Orbene, in base a tali vulgate, Barbara Locci, al momento della morte 32 anni, è una prostituta; il suo partner, Antonio Lo Bianco, un cliente povero in canna con famiglia a carico, che ambisce a diventarne sfruttatore, visto che lei si fa scucire facilmente i modesti guadagni e si è anche appropriata di un risarcimento altrui: il delitto sarebbe maturato in ambito di lotta convulsa per la primazia nell’attività di macrò della povera donna, una sarda emigrata in Toscana, con un marito di paglia e un bambino che dicono dormisse sul sedile posteriore, mentre i due davanti venivano crivellati. Poiché l’infante, Natalino, oggi sessantenne, ha sempre dichiarato di non ricordare quasi nulla, e vista la quantità di detriti interpretativi accumulatisi nel tempo, può essere che non sia vero pressoché niente, a parte la morte dei due adulti.
14 settembre 1974, Borgo San Lorenzo, frazione di Rabatta, nel Mugello: è il turno dei nemmeno ventenni Stefania Pettini e Pasquale Gentilcore. Secondo alcuni, il ragazzo frequenta maghi e spiritisti, mentre Stefania avrebbe un altro ammiratore, da lei non tenuto a distanza. In pratica, si allude alla vicinanza del giovane ad ambienti occulti, ove lei, indotta dal fidanzato a frequentarli, avrebbe potuto conoscere qualche signore che amava saltabeccare in situazioni strane.
E’ rimasta illesa, non dal killer purtroppo, ma dagli attacchi “spam” dei complottisti, la coppia formata da Carmela De Nuccio e Giovanni Foggi, massacrata il 6 giugno 1981 a Scandicci – ricordiamo che nei primi anni gli iconoclasti toscani parlavano di “Cicci il mostro di Scandicci” e fu il giornalista Mario Spezi, dalle colonne de La Nazione, a introdurre la storica e definitiva denominazione con cui lo conosciamo. Peraltro, la influencer Gabriella Carlizzi, così possiamo chiamarla visto il seguito che trovò anche tra gli investigatori (è scomparsa nel 2010, “adducendo” sospetti di avvelenamento ai propri danni) arrivò a dichiarare che su questo delitto era stata stesa una coltre di omertà, in quanto Carmela sarebbe stata sorella di un agente della DIGOS, e guarda caso i cadaveri erano stati ufficialmente trovati da un poliziotto.

-- -- --

> _COMPITO DA SVOLGERE_
Puoi riportare senza alcuna modifica il brano da "Orbene, in base" a "dei due adulti."? Le righe non hanno alcun legame con il brano.

> _RIGHE MOSTRATE_
-- -- --

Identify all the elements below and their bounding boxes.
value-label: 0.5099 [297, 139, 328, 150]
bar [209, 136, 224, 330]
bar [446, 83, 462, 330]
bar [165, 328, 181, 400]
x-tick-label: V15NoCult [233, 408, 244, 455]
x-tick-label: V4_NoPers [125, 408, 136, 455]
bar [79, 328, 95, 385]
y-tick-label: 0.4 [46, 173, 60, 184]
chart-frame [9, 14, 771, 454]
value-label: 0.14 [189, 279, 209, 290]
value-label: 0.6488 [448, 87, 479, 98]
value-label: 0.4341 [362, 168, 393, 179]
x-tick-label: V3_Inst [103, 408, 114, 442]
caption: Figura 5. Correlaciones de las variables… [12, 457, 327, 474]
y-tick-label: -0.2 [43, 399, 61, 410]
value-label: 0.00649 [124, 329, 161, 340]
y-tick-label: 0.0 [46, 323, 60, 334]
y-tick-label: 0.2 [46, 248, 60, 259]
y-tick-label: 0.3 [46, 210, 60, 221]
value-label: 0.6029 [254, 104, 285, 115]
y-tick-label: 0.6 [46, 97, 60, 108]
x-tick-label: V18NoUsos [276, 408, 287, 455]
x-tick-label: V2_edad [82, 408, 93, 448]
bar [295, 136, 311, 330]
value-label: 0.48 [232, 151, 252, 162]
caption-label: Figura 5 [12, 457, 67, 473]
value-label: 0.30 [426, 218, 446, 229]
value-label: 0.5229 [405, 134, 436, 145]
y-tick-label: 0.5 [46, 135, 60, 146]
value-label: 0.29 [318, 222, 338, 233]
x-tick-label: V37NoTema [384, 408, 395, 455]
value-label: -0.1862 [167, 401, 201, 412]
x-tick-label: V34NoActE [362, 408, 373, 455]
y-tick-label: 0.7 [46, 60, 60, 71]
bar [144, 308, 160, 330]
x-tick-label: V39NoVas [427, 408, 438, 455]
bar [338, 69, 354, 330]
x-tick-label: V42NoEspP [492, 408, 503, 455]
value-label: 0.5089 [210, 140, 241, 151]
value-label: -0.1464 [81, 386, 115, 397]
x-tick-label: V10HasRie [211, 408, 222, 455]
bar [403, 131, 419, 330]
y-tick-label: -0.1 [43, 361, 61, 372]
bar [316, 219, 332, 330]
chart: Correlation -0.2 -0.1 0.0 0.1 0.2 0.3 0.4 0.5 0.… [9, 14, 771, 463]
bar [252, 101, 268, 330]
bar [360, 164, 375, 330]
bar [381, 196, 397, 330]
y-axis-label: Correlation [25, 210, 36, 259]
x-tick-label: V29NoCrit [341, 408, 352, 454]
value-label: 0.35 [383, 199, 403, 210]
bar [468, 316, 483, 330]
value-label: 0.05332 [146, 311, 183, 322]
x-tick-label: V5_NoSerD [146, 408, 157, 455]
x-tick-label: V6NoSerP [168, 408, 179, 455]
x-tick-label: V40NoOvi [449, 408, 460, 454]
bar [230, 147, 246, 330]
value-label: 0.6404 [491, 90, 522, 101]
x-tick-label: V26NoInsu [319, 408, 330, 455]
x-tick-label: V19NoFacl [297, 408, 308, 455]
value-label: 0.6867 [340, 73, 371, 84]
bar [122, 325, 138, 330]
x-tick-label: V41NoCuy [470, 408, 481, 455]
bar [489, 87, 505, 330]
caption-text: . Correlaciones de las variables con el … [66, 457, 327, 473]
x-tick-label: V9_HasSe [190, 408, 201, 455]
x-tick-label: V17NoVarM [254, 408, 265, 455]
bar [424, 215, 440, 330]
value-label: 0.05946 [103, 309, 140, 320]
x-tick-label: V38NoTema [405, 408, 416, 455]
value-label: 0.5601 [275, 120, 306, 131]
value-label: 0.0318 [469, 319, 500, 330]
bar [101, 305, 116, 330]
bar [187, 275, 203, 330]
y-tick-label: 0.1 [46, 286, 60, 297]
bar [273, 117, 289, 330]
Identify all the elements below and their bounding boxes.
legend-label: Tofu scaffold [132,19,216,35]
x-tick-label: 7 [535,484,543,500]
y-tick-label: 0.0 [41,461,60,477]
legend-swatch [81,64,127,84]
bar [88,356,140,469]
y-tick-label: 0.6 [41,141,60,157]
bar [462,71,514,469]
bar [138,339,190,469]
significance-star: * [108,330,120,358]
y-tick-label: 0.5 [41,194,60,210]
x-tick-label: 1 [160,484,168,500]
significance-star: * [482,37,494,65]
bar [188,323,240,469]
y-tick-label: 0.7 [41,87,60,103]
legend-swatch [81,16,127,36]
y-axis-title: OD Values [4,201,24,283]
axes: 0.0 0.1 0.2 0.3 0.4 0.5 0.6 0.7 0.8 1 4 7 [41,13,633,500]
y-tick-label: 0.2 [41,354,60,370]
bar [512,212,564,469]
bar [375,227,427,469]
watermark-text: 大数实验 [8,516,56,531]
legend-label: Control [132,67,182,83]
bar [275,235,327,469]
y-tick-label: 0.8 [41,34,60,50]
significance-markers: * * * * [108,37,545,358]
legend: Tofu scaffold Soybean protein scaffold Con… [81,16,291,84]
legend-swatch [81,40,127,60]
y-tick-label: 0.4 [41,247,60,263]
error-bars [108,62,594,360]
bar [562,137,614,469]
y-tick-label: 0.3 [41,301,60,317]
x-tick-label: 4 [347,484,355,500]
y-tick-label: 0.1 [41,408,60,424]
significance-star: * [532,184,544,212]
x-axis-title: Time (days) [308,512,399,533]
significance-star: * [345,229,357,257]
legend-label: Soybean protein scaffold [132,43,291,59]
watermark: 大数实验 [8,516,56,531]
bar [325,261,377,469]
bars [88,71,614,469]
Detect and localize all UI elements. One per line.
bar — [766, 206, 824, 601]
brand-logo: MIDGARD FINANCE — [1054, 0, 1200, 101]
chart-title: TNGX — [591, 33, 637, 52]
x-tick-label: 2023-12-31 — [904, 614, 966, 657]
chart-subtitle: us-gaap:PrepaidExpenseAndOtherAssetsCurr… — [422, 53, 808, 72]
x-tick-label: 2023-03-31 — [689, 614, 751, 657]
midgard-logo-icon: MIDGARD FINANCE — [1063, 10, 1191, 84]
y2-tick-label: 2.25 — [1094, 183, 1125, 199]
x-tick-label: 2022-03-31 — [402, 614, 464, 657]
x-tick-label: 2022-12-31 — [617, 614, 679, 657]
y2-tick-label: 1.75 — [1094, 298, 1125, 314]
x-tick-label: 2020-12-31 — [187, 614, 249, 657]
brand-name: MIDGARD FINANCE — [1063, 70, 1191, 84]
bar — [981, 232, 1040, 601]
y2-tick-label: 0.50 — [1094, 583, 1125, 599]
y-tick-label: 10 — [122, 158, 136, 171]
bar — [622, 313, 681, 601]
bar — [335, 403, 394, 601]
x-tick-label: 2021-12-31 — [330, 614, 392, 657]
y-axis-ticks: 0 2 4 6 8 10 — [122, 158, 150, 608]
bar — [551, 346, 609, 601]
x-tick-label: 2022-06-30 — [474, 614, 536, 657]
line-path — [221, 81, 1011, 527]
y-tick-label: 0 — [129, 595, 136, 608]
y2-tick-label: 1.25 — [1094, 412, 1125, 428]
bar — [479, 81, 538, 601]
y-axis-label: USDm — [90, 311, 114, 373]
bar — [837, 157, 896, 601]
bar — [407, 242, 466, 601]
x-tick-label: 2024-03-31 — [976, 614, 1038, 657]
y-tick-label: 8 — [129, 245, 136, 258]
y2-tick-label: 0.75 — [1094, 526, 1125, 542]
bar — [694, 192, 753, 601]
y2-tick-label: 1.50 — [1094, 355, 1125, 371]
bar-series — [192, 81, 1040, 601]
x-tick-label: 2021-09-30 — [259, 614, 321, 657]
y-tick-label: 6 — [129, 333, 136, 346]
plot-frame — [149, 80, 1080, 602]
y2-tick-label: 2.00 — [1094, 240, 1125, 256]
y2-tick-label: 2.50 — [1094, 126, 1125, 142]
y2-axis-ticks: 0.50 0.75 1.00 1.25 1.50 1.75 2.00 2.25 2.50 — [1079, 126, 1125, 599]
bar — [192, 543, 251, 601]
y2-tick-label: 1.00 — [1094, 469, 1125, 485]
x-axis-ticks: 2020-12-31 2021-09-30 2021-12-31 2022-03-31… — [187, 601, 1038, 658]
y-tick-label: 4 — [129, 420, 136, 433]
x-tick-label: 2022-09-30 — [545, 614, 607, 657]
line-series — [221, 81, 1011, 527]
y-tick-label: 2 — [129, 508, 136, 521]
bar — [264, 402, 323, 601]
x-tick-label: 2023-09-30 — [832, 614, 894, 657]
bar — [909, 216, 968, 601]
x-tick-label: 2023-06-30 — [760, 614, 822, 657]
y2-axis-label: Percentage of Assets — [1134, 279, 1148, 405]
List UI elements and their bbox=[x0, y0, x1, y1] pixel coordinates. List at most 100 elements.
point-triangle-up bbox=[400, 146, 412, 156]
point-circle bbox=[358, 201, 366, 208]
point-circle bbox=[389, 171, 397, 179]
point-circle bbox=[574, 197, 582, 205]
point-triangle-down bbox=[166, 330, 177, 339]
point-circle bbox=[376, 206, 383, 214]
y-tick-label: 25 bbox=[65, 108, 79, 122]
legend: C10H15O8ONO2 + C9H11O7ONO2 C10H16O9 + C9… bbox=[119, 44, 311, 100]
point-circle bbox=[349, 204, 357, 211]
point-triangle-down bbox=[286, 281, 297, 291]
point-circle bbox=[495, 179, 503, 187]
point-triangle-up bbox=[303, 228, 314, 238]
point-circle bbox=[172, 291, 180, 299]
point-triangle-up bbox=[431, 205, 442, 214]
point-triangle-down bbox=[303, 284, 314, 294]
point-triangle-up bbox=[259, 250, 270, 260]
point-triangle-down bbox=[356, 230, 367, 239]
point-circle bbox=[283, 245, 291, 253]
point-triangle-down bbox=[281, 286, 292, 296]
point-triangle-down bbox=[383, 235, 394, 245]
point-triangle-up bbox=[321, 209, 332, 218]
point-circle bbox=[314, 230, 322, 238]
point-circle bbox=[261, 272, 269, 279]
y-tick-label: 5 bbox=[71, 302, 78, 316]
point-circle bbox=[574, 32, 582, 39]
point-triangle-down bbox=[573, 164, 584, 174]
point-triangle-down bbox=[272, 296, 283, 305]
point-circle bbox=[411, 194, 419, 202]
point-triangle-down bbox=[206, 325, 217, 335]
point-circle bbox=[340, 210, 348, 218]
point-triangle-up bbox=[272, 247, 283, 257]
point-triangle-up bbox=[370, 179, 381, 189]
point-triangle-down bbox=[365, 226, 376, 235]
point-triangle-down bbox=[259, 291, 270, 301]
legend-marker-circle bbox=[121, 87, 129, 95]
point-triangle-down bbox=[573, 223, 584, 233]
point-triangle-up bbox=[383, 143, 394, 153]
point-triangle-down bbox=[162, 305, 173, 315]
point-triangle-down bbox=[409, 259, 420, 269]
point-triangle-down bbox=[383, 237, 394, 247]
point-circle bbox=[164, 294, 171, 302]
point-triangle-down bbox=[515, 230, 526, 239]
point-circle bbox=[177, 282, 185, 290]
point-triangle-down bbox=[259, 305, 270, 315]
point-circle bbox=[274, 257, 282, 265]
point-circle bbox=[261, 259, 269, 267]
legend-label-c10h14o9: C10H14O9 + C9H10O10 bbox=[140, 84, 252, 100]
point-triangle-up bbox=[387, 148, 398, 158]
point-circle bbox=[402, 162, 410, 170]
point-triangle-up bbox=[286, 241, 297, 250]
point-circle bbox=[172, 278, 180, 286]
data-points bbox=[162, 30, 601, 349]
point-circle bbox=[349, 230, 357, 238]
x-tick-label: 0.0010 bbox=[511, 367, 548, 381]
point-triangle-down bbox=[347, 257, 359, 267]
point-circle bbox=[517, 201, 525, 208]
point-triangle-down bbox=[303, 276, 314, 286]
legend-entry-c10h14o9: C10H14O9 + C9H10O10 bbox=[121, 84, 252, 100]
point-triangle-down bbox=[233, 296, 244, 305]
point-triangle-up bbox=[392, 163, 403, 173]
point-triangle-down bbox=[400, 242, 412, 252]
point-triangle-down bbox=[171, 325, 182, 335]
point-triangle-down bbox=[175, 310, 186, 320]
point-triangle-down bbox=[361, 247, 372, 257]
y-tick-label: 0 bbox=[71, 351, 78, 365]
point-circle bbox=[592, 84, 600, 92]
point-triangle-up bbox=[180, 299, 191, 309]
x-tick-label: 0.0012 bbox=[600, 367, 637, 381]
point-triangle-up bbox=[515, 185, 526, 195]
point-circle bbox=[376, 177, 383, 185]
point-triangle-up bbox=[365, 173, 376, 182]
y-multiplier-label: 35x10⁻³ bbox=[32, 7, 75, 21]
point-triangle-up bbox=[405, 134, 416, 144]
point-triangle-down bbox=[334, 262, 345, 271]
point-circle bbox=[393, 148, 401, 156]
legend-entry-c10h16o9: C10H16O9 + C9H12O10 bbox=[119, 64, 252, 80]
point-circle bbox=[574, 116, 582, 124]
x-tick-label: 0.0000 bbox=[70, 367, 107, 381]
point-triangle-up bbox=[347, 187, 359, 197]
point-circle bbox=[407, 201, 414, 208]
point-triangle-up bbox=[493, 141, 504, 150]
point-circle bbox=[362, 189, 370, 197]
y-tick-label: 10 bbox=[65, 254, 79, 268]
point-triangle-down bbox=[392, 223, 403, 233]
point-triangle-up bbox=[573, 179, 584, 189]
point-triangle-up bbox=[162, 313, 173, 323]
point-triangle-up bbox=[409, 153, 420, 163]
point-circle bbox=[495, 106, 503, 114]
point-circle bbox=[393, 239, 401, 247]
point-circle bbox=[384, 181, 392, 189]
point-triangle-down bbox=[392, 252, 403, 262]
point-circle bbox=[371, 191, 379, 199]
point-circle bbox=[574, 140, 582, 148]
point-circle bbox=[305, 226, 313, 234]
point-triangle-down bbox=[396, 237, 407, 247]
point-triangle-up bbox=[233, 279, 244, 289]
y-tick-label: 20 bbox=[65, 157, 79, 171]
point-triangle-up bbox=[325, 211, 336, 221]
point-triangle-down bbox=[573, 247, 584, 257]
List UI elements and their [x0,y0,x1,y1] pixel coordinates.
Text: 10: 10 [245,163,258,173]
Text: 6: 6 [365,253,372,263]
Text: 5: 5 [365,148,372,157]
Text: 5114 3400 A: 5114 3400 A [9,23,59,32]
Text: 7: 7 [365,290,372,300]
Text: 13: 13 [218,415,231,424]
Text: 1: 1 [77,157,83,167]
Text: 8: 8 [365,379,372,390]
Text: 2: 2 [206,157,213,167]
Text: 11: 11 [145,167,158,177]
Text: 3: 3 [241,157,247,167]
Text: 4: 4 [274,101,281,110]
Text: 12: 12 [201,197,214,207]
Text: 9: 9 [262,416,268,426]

-- -- --

> _RISPOSTA_
Orbene, in base a tali vulgate, Barbara Locci, al momento della morte 32 anni, è una prostituta; il suo partner, Antonio Lo Bianco, un cliente povero in canna con famiglia a carico, che ambisce a diventarne sfruttatore, visto che lei si fa scucire facilmente i modesti guadagni e si è anche appropriata di un risarcimento altrui: il delitto sarebbe maturato in ambito di lotta convulsa per la primazia nell’attività di macrò della povera donna, una sarda emigrata in Toscana, con un marito di paglia e un bambino che dicono dormisse sul sedile posteriore, mentre i due davanti venivano crivellati. Poiché l’infante, Natalino, oggi sessantenne, ha sempre dichiarato di non ricordare quasi nulla, e vista la quantità di detriti interpretativi accumulatisi nel tempo, può essere che non sia vero pressoché niente, a parte la morte dei due adulti.